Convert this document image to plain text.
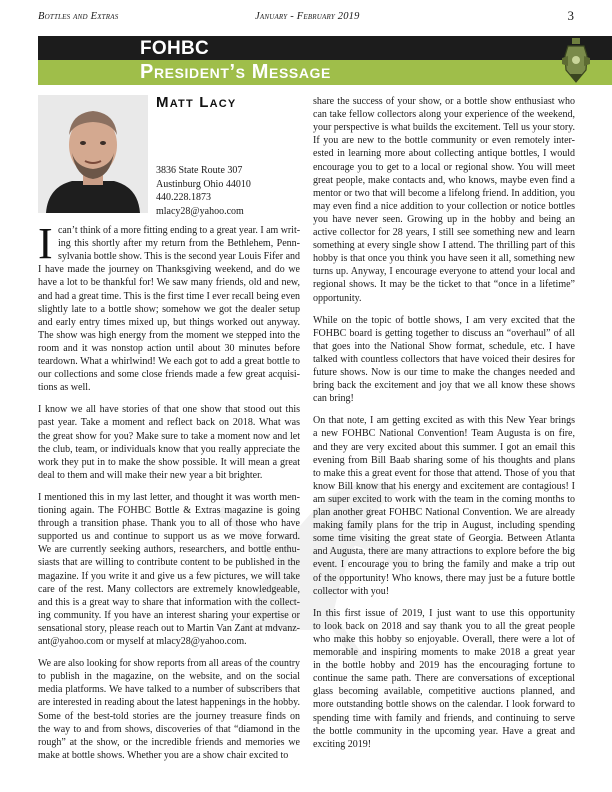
Bottles and Extras	January - February 2019	3
FOHBC
President’s Message
Matt Lacy
3836 State Route 307
Austinburg Ohio 44010
440.228.1873
mlacy28@yahoo.com
I can’t think of a more fitting ending to a great year. I am writ-
ing this shortly after my return from the Bethlehem, Penn-
sylvania bottle show. This is the second year Louis Fifer and
I have made the journey on Thanksgiving weekend, and do we
have a lot to be thankful for! We saw many friends, old and new,
and had a great time. This is the first time I ever recall being even
slightly late to a bottle show; somehow we got the dealer setup
and early entry times mixed up, but things worked out anyway.
The show was high energy from the moment we stepped into the
room and it was nonstop action until about 30 minutes before
teardown. What a whirlwind! We each got to add a great bottle to
our collections and some close friends made a few great acquisi-
tions as well.
I know we all have stories of that one show that stood out this
past year. Take a moment and reflect back on 2018. What was
the great show for you? Make sure to take a moment now and let
the club, team, or individuals know that you really appreciate the
work they put in to make the show possible. It will mean a great
deal to them and will make their new year a bit brighter.
I mentioned this in my last letter, and thought it was worth men-
tioning again. The FOHBC Bottle & Extras magazine is going
through a transition phase. Thank you to all of those who have
supported us and continue to support us as we move forward.
We are currently seeking authors, researchers, and bottle enthu-
siasts that are willing to contribute content to be published in the
magazine. If you write it and give us a few pictures, we will take
care of the rest. Many collectors are extremely knowledgeable,
and this is a great way to share that information with the collect-
ing community. If you have an interest sharing your expertise or
sensational story, please reach out to Martin Van Zant at mdvanz-
ant@yahoo.com or myself at mlacy28@yahoo.com.
We are also looking for show reports from all areas of the country
to publish in the magazine, on the website, and on the social
media platforms. We have talked to a number of subscribers that
are interested in reading about the latest happenings in the hobby.
Some of the best-told stories are the journey treasure finds on
the way to and from shows, discoveries of that “diamond in the
rough” at the show, or the incredible friends and memories we
make at bottle shows. Whether you are a show chair excited to
share the success of your show, or a bottle show enthusiast who
can take fellow collectors along your experience of the weekend,
your perspective is what builds the excitement. Tell us your story.
If you are new to the bottle community or even remotely inter-
ested in learning more about collecting antique bottles, I would
encourage you to get to a local or regional show. You will meet
great people, make contacts and, who knows, maybe even find a
mentor or two that will become a lifelong friend. In addition, you
may even find a nice addition to your collection or notice bottles
you have never seen. Growing up in the hobby and being an
active collector for 28 years, I still see something new and learn
something at every single show I attend. The thrilling part of this
hobby is that once you think you have seen it all, something new
turns up. Anyway, I encourage everyone to attend your local and
regional shows. It may be the ticket to that “once in a lifetime”
opportunity.
While on the topic of bottle shows, I am very excited that the
FOHBC board is getting together to discuss an “overhaul” of all
that goes into the National Show format, schedule, etc. I have
talked with countless collectors that have voiced their desires for
future shows. Now is our time to make the changes needed and
bring back the excitement and joy that we all know these shows
can bring!
On that note, I am getting excited as with this New Year brings
a new FOHBC National Convention! Team Augusta is on fire,
and they are very excited about this summer. I got an email this
evening from Bill Baab sharing some of his thoughts and plans
to make this a great event for those that attend. Those of you that
know Bill know that his energy and excitement are contagious! I
am super excited to work with the team in the coming months to
plan another great FOHBC National Convention. We are already
making family plans for the trip in August, including spending
some time visiting the great state of Georgia. Between Atlanta
and Augusta, there are many attractions to explore before the big
event. I encourage you to bring the family and make a trip out
of the opportunity! Who knows, there may just be a future bottle
collector with you!
In this first issue of 2019, I just want to use this opportunity
to look back on 2018 and say thank you to all the great people
who make this hobby so enjoyable. Overall, there were a lot of
memorable and inspiring moments to make 2018 a great year
in the bottle hobby and 2019 has the encouraging fortune to
continue the same path. There are conversations of exceptional
glass becoming available, competitive auctions planned, and
more outstanding bottle shows on the calendar. I look forward to
spending time with family and friends, and continuing to serve
the bottle community in the upcoming year. Have a great and
exciting 2019!
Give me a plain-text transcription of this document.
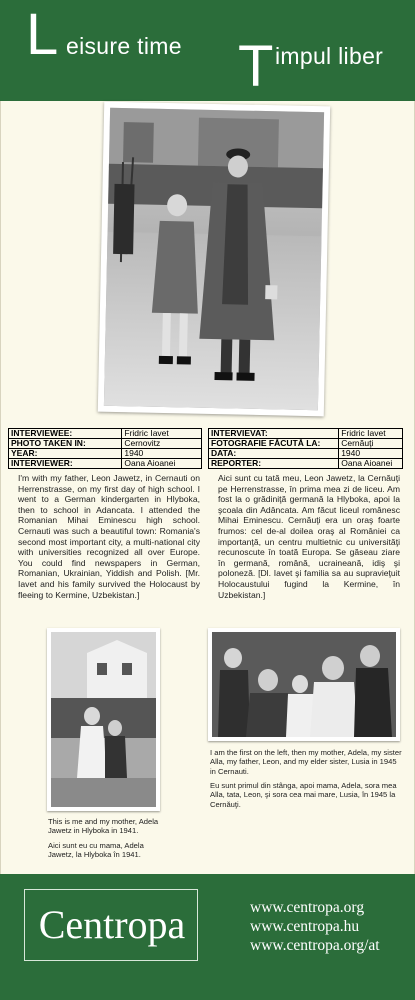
L eisure time T impul liber
INTERVIEWEE:	Fridric Iavet
PHOTO TAKEN IN:	Cernovitz
YEAR:	1940
INTERVIEWER:	Oana Aioanei
INTERVIEVAT:	Fridric Iavet
FOTOGRAFIE FĂCUTĂ LA:	Cernăuţi
DATA:	1940
REPORTER:	Oana Aioanei
I'm with my father, Leon Jawetz, in Cernauti on Herrenstrasse, on my first day of high school. I went to a German kindergarten in Hlyboka, then to school in Adancata. I attended the Romanian Mihai Eminescu high school. Cernauti was such a beautiful town: Romania's second most important city, a multi-national city with universities recognized all over Europe. You could find newspapers in German, Romanian, Ukrainian, Yiddish and Polish. [Mr. Iavet and his family survived the Holocaust by fleeing to Kermine, Uzbekistan.]
Aici sunt cu tată meu, Leon Jawetz, la Cernăuţi pe Herrenstrasse, în prima mea zi de liceu. Am fost la o grădiniţă germană la Hlyboka, apoi la şcoala din Adâncata. Am făcut liceul românesc Mihai Eminescu. Cernăuţi era un oraş foarte frumos: cel de-al doilea oraş al României ca importanţă, un centru multietnic cu universităţi recunoscute în toată Europa. Se găseau ziare în germană, română, ucraineană, idiş şi poloneză. [Dl. Iavet şi familia sa au supravieţuit Holocaustului fugind la Kermine, în Uzbekistan.]
This is me and my mother, Adela Jawetz in Hlyboka in 1941.
Aici sunt eu cu mama, Adela Jawetz, la Hlyboka în 1941.
I am the first on the left, then my mother, Adela, my sister Alla, my father, Leon, and my elder sister, Lusia in 1945 in Cernauti.
Eu sunt primul din stânga, apoi mama, Adela, sora mea Alla, tata, Leon, şi sora cea mai mare, Lusia, în 1945 la Cernăuţi.
Centropa	www.centropa.org
www.centropa.hu
www.centropa.org/at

━━━━━━

State the number of lines in the records that include "Extras", and write nothing else.

THE REPLY: 2